THE REQUEST ▸ Copy out the complete listing, word for word.
* start PROVIDED DATA *
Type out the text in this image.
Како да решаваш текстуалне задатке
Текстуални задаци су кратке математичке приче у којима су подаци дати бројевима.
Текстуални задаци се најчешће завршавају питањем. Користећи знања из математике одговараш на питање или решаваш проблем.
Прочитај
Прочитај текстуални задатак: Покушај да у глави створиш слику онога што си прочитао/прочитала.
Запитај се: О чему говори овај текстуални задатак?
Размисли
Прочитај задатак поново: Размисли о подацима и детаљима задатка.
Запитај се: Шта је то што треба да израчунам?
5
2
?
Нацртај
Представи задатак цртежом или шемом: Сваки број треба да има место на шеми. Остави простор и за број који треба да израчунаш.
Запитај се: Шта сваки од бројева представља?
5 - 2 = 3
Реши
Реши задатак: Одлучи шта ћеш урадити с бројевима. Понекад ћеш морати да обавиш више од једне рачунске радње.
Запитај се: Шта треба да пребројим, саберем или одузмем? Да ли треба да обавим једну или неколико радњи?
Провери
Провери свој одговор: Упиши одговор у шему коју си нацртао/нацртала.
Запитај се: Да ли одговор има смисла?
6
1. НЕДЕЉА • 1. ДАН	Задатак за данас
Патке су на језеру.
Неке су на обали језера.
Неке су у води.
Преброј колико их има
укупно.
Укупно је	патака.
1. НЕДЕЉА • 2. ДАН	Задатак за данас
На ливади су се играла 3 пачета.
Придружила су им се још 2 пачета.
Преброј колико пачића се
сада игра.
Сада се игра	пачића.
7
* end PROVIDED DATA *
ANSWER TO THE TASK ▸
Type out the text in this image.
Како да решаваш текстуалне задатке
Текстуални задаци су кратке математичке приче у којима су подаци дати бројевима.
Текстуални задаци се најчешће завршавају питањем. Користећи знања из математике одговараш на питање или решаваш проблем.
Прочитај
Прочитај текстуални задатак: Покушај да у глави створиш слику онога што си прочитао/прочитала.
Запитај се: О чему говори овај текстуални задатак?
Размисли
Прочитај задатак поново: Размисли о подацима и детаљима задатка.
Запитај се: Шта је то што треба да израчунам?
5
2
?
Нацртај
Представи задатак цртежом или шемом: Сваки број треба да има место на шеми. Остави простор и за број који треба да израчунаш.
Запитај се: Шта сваки од бројева представља?
5 - 2 = 3
Реши
Реши задатак: Одлучи шта ћеш урадити с бројевима. Понекад ћеш морати да обавиш више од једне рачунске радње.
Запитај се: Шта треба да пребројим, саберем или одузмем? Да ли треба да обавим једну или неколико радњи?
Провери
Провери свој одговор: Упиши одговор у шему коју си нацртао/нацртала.
Запитај се: Да ли одговор има смисла?
6
1. НЕДЕЉА • 1. ДАН	Задатак за данас
Патке су на језеру.
Неке су на обали језера.
Неке су у води.
Преброј колико их има
укупно.
Укупно је	патака.
1. НЕДЕЉА • 2. ДАН	Задатак за данас
На ливади су се играла 3 пачета.
Придружила су им се још 2 пачета.
Преброј колико пачића се
сада игра.
Сада се игра	пачића.
7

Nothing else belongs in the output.